EXERCISE TASK: Output the full listing below exactly as it reads, and skip anything that is a picture.

DATA SHOWN:
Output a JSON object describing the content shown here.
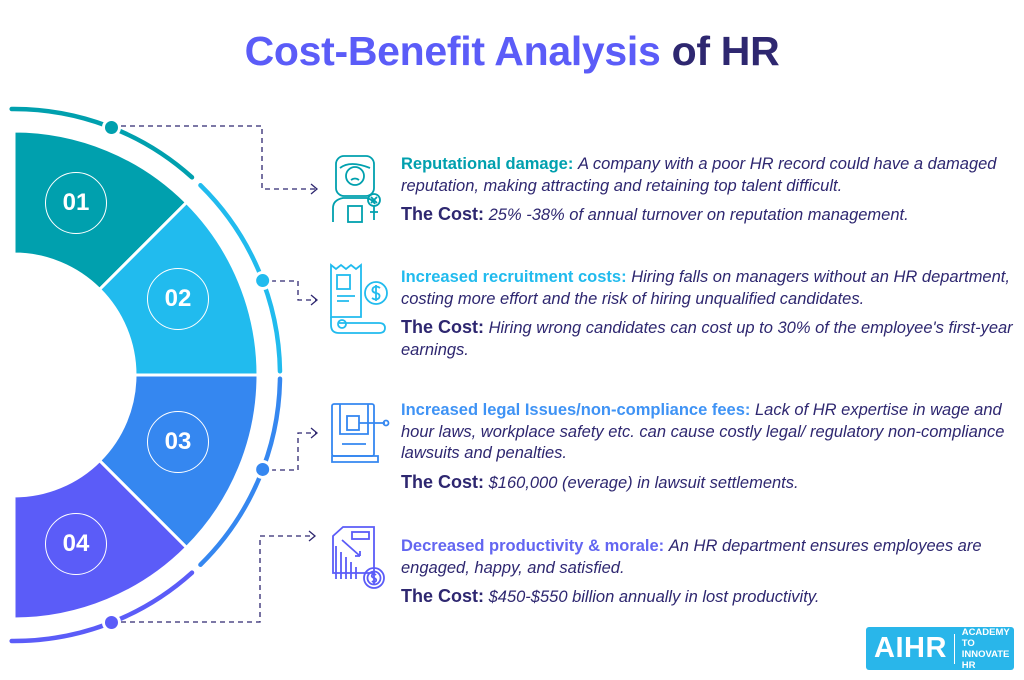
{
  "title": {
    "highlight": "Cost-Benefit Analysis",
    "rest": "of HR"
  },
  "colors": {
    "teal": "#00A0AE",
    "sky": "#21BBEE",
    "blue": "#3587F0",
    "violet": "#5B5CF8",
    "text": "#2E2770",
    "logo": "#29B6EA"
  },
  "segments": [
    {
      "number": "01",
      "icon": "frustrated-person-icon"
    },
    {
      "number": "02",
      "icon": "receipt-dollar-icon"
    },
    {
      "number": "03",
      "icon": "gavel-law-book-icon"
    },
    {
      "number": "04",
      "icon": "declining-chart-dollar-icon"
    }
  ],
  "items": [
    {
      "heading": "Reputational damage:",
      "description": "A company with a poor HR record could have a damaged reputation, making attracting and retaining top talent difficult.",
      "cost_label": "The Cost:",
      "cost": "25% -38% of annual turnover on reputation management."
    },
    {
      "heading": "Increased recruitment costs:",
      "description": "Hiring falls on managers without an HR department, costing more effort and the risk of hiring unqualified candidates.",
      "cost_label": "The Cost:",
      "cost": "Hiring wrong candidates can cost up to 30% of the employee's first-year earnings."
    },
    {
      "heading": "Increased legal Issues/non-compliance fees:",
      "description": "Lack of HR expertise in wage and hour laws, workplace safety etc. can cause costly legal/ regulatory non-compliance lawsuits and penalties.",
      "cost_label": "The Cost:",
      "cost": "$160,000 (everage) in lawsuit settlements."
    },
    {
      "heading": "Decreased productivity & morale:",
      "description": "An HR department ensures employees are engaged, happy, and satisfied.",
      "cost_label": "The Cost:",
      "cost": "$450-$550 billion annually in lost productivity."
    }
  ],
  "logo": {
    "brand": "AIHR",
    "tagline_line1": "ACADEMY TO",
    "tagline_line2": "INNOVATE HR"
  }
}
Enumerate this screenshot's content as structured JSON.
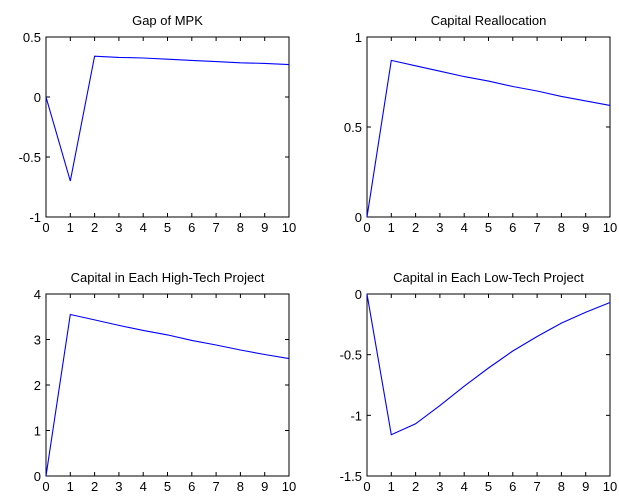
{
  "figure": {
    "background": "#ffffff",
    "line_color": "#0000ff",
    "axes_color": "#000000"
  },
  "chart_data": [
    {
      "type": "line",
      "title": "Gap of MPK",
      "xlabel": "",
      "ylabel": "",
      "xlim": [
        0,
        10
      ],
      "ylim": [
        -1,
        0.5
      ],
      "xticks": [
        "0",
        "1",
        "2",
        "3",
        "4",
        "5",
        "6",
        "7",
        "8",
        "9",
        "10"
      ],
      "yticks": [
        "-1",
        "-0.5",
        "0",
        "0.5"
      ],
      "series": [
        {
          "x": [
            0,
            1,
            2,
            3,
            4,
            5,
            6,
            7,
            8,
            9,
            10
          ],
          "values": [
            0,
            -0.7,
            0.34,
            0.33,
            0.325,
            0.315,
            0.305,
            0.295,
            0.285,
            0.28,
            0.27
          ]
        }
      ]
    },
    {
      "type": "line",
      "title": "Capital Reallocation",
      "xlabel": "",
      "ylabel": "",
      "xlim": [
        0,
        10
      ],
      "ylim": [
        0,
        1
      ],
      "xticks": [
        "0",
        "1",
        "2",
        "3",
        "4",
        "5",
        "6",
        "7",
        "8",
        "9",
        "10"
      ],
      "yticks": [
        "0",
        "0.5",
        "1"
      ],
      "series": [
        {
          "x": [
            0,
            1,
            2,
            3,
            4,
            5,
            6,
            7,
            8,
            9,
            10
          ],
          "values": [
            0,
            0.87,
            0.84,
            0.81,
            0.78,
            0.755,
            0.725,
            0.7,
            0.67,
            0.645,
            0.62
          ]
        }
      ]
    },
    {
      "type": "line",
      "title": "Capital in Each High-Tech Project",
      "xlabel": "",
      "ylabel": "",
      "xlim": [
        0,
        10
      ],
      "ylim": [
        0,
        4
      ],
      "xticks": [
        "0",
        "1",
        "2",
        "3",
        "4",
        "5",
        "6",
        "7",
        "8",
        "9",
        "10"
      ],
      "yticks": [
        "0",
        "1",
        "2",
        "3",
        "4"
      ],
      "series": [
        {
          "x": [
            0,
            1,
            2,
            3,
            4,
            5,
            6,
            7,
            8,
            9,
            10
          ],
          "values": [
            0,
            3.55,
            3.43,
            3.31,
            3.2,
            3.1,
            2.98,
            2.88,
            2.77,
            2.67,
            2.58
          ]
        }
      ]
    },
    {
      "type": "line",
      "title": "Capital in Each Low-Tech Project",
      "xlabel": "",
      "ylabel": "",
      "xlim": [
        0,
        10
      ],
      "ylim": [
        -1.5,
        0
      ],
      "xticks": [
        "0",
        "1",
        "2",
        "3",
        "4",
        "5",
        "6",
        "7",
        "8",
        "9",
        "10"
      ],
      "yticks": [
        "-1.5",
        "-1",
        "-0.5",
        "0"
      ],
      "series": [
        {
          "x": [
            0,
            1,
            2,
            3,
            4,
            5,
            6,
            7,
            8,
            9,
            10
          ],
          "values": [
            0,
            -1.16,
            -1.07,
            -0.92,
            -0.76,
            -0.61,
            -0.47,
            -0.35,
            -0.24,
            -0.15,
            -0.07
          ]
        }
      ]
    }
  ]
}
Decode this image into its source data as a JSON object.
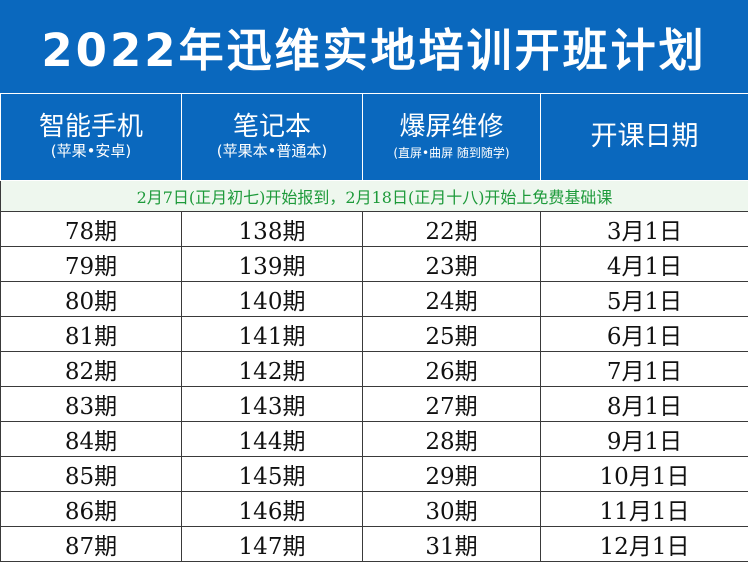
{
  "title": "2022年迅维实地培训开班计划",
  "columns": [
    {
      "name": "智能手机",
      "sub": "(苹果•安卓)"
    },
    {
      "name": "笔记本",
      "sub": "(苹果本•普通本)"
    },
    {
      "name": "爆屏维修",
      "sub": "(直屏•曲屏 随到随学)"
    },
    {
      "name": "开课日期",
      "sub": ""
    }
  ],
  "notice": "2月7日(正月初七)开始报到，2月18日(正月十八)开始上免费基础课",
  "rows": [
    [
      "78期",
      "138期",
      "22期",
      "3月1日"
    ],
    [
      "79期",
      "139期",
      "23期",
      "4月1日"
    ],
    [
      "80期",
      "140期",
      "24期",
      "5月1日"
    ],
    [
      "81期",
      "141期",
      "25期",
      "6月1日"
    ],
    [
      "82期",
      "142期",
      "26期",
      "7月1日"
    ],
    [
      "83期",
      "143期",
      "27期",
      "8月1日"
    ],
    [
      "84期",
      "144期",
      "28期",
      "9月1日"
    ],
    [
      "85期",
      "145期",
      "29期",
      "10月1日"
    ],
    [
      "86期",
      "146期",
      "30期",
      "11月1日"
    ],
    [
      "87期",
      "147期",
      "31期",
      "12月1日"
    ]
  ],
  "colors": {
    "header_bg": "#0a68be",
    "notice_text": "#1d9a3a"
  }
}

SOLUTION:
Output a JSON object describing the content shown here.
{
  "title": {
    "highlight": "Cost-Benefit Analysis",
    "rest": "of HR"
  },
  "colors": {
    "teal": "#00A0AE",
    "sky": "#21BBEE",
    "blue": "#3587F0",
    "violet": "#5B5CF8",
    "text": "#2E2770",
    "logo": "#29B6EA"
  },
  "segments": [
    {
      "number": "01",
      "icon": "frustrated-person-icon"
    },
    {
      "number": "02",
      "icon": "receipt-dollar-icon"
    },
    {
      "number": "03",
      "icon": "gavel-law-book-icon"
    },
    {
      "number": "04",
      "icon": "declining-chart-dollar-icon"
    }
  ],
  "items": [
    {
      "heading": "Reputational damage:",
      "description": "A company with a poor HR record could have a damaged reputation, making attracting and retaining top talent difficult.",
      "cost_label": "The Cost:",
      "cost": "25% -38% of annual turnover on reputation management."
    },
    {
      "heading": "Increased recruitment costs:",
      "description": "Hiring falls on managers without an HR department, costing more effort and the risk of hiring unqualified candidates.",
      "cost_label": "The Cost:",
      "cost": "Hiring wrong candidates can cost up to 30% of the employee's first-year earnings."
    },
    {
      "heading": "Increased legal Issues/non-compliance fees:",
      "description": "Lack of HR expertise in wage and hour laws, workplace safety etc. can cause costly legal/ regulatory non-compliance lawsuits and penalties.",
      "cost_label": "The Cost:",
      "cost": "$160,000 (everage) in lawsuit settlements."
    },
    {
      "heading": "Decreased productivity & morale:",
      "description": "An HR department ensures employees are engaged, happy, and satisfied.",
      "cost_label": "The Cost:",
      "cost": "$450-$550 billion annually in lost productivity."
    }
  ],
  "logo": {
    "brand": "AIHR",
    "tagline_line1": "ACADEMY TO",
    "tagline_line2": "INNOVATE HR"
  }
}
Enumerate this screenshot's content as structured JSON.
{
  "figure": {
    "background": "#ffffff",
    "line_color": "#0000ff",
    "axes_color": "#000000"
  },
  "chart_data": [
    {
      "type": "line",
      "title": "Gap of MPK",
      "xlabel": "",
      "ylabel": "",
      "xlim": [
        0,
        10
      ],
      "ylim": [
        -1,
        0.5
      ],
      "xticks": [
        "0",
        "1",
        "2",
        "3",
        "4",
        "5",
        "6",
        "7",
        "8",
        "9",
        "10"
      ],
      "yticks": [
        "-1",
        "-0.5",
        "0",
        "0.5"
      ],
      "series": [
        {
          "x": [
            0,
            1,
            2,
            3,
            4,
            5,
            6,
            7,
            8,
            9,
            10
          ],
          "values": [
            0,
            -0.7,
            0.34,
            0.33,
            0.325,
            0.315,
            0.305,
            0.295,
            0.285,
            0.28,
            0.27
          ]
        }
      ]
    },
    {
      "type": "line",
      "title": "Capital Reallocation",
      "xlabel": "",
      "ylabel": "",
      "xlim": [
        0,
        10
      ],
      "ylim": [
        0,
        1
      ],
      "xticks": [
        "0",
        "1",
        "2",
        "3",
        "4",
        "5",
        "6",
        "7",
        "8",
        "9",
        "10"
      ],
      "yticks": [
        "0",
        "0.5",
        "1"
      ],
      "series": [
        {
          "x": [
            0,
            1,
            2,
            3,
            4,
            5,
            6,
            7,
            8,
            9,
            10
          ],
          "values": [
            0,
            0.87,
            0.84,
            0.81,
            0.78,
            0.755,
            0.725,
            0.7,
            0.67,
            0.645,
            0.62
          ]
        }
      ]
    },
    {
      "type": "line",
      "title": "Capital in Each High-Tech Project",
      "xlabel": "",
      "ylabel": "",
      "xlim": [
        0,
        10
      ],
      "ylim": [
        0,
        4
      ],
      "xticks": [
        "0",
        "1",
        "2",
        "3",
        "4",
        "5",
        "6",
        "7",
        "8",
        "9",
        "10"
      ],
      "yticks": [
        "0",
        "1",
        "2",
        "3",
        "4"
      ],
      "series": [
        {
          "x": [
            0,
            1,
            2,
            3,
            4,
            5,
            6,
            7,
            8,
            9,
            10
          ],
          "values": [
            0,
            3.55,
            3.43,
            3.31,
            3.2,
            3.1,
            2.98,
            2.88,
            2.77,
            2.67,
            2.58
          ]
        }
      ]
    },
    {
      "type": "line",
      "title": "Capital in Each Low-Tech Project",
      "xlabel": "",
      "ylabel": "",
      "xlim": [
        0,
        10
      ],
      "ylim": [
        -1.5,
        0
      ],
      "xticks": [
        "0",
        "1",
        "2",
        "3",
        "4",
        "5",
        "6",
        "7",
        "8",
        "9",
        "10"
      ],
      "yticks": [
        "-1.5",
        "-1",
        "-0.5",
        "0"
      ],
      "series": [
        {
          "x": [
            0,
            1,
            2,
            3,
            4,
            5,
            6,
            7,
            8,
            9,
            10
          ],
          "values": [
            0,
            -1.16,
            -1.07,
            -0.92,
            -0.76,
            -0.61,
            -0.47,
            -0.35,
            -0.24,
            -0.15,
            -0.07
          ]
        }
      ]
    }
  ]
}
Decode this image into its source data as a JSON object.
{
  "title": "2022年迅维实地培训开班计划",
  "columns": [
    {
      "name": "智能手机",
      "sub": "(苹果•安卓)"
    },
    {
      "name": "笔记本",
      "sub": "(苹果本•普通本)"
    },
    {
      "name": "爆屏维修",
      "sub": "(直屏•曲屏 随到随学)"
    },
    {
      "name": "开课日期",
      "sub": ""
    }
  ],
  "notice": "2月7日(正月初七)开始报到，2月18日(正月十八)开始上免费基础课",
  "rows": [
    [
      "78期",
      "138期",
      "22期",
      "3月1日"
    ],
    [
      "79期",
      "139期",
      "23期",
      "4月1日"
    ],
    [
      "80期",
      "140期",
      "24期",
      "5月1日"
    ],
    [
      "81期",
      "141期",
      "25期",
      "6月1日"
    ],
    [
      "82期",
      "142期",
      "26期",
      "7月1日"
    ],
    [
      "83期",
      "143期",
      "27期",
      "8月1日"
    ],
    [
      "84期",
      "144期",
      "28期",
      "9月1日"
    ],
    [
      "85期",
      "145期",
      "29期",
      "10月1日"
    ],
    [
      "86期",
      "146期",
      "30期",
      "11月1日"
    ],
    [
      "87期",
      "147期",
      "31期",
      "12月1日"
    ]
  ],
  "colors": {
    "header_bg": "#0a68be",
    "notice_text": "#1d9a3a"
  }
}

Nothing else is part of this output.